--- start ---

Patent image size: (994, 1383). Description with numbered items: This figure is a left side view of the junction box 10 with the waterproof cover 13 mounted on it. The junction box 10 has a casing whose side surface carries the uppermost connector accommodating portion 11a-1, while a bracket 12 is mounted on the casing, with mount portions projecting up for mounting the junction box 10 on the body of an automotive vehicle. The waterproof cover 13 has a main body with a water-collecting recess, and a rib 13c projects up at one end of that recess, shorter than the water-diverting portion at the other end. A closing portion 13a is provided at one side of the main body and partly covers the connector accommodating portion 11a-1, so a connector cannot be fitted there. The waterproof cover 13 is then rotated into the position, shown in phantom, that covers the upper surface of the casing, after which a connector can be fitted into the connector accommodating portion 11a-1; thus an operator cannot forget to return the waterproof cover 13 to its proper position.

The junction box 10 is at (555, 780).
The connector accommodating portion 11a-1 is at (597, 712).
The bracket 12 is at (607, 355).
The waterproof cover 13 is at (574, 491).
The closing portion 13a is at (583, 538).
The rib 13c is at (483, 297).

--- end ---

• [Work to be completed] Rewrite the entries above, substituting "housing" for every occurrence of "casing" and leaving everything else unchanged.

• [Result below]
Patent image size: (994, 1383). Description with numbered items: This figure is a left side view of the junction box 10 with the waterproof cover 13 mounted on it. The junction box 10 has a housing whose side surface carries the uppermost connector accommodating portion 11a-1, while a bracket 12 is mounted on the housing, with mount portions projecting up for mounting the junction box 10 on the body of an automotive vehicle. The waterproof cover 13 has a main body with a water-collecting recess, and a rib 13c projects up at one end of that recess, shorter than the water-diverting portion at the other end. A closing portion 13a is provided at one side of the main body and partly covers the connector accommodating portion 11a-1, so a connector cannot be fitted there. The waterproof cover 13 is then rotated into the position, shown in phantom, that covers the upper surface of the housing, after which a connector can be fitted into the connector accommodating portion 11a-1; thus an operator cannot forget to return the waterproof cover 13 to its proper position.

The junction box 10 is at (555, 780).
The connector accommodating portion 11a-1 is at (597, 712).
The bracket 12 is at (607, 355).
The waterproof cover 13 is at (574, 491).
The closing portion 13a is at (583, 538).
The rib 13c is at (483, 297).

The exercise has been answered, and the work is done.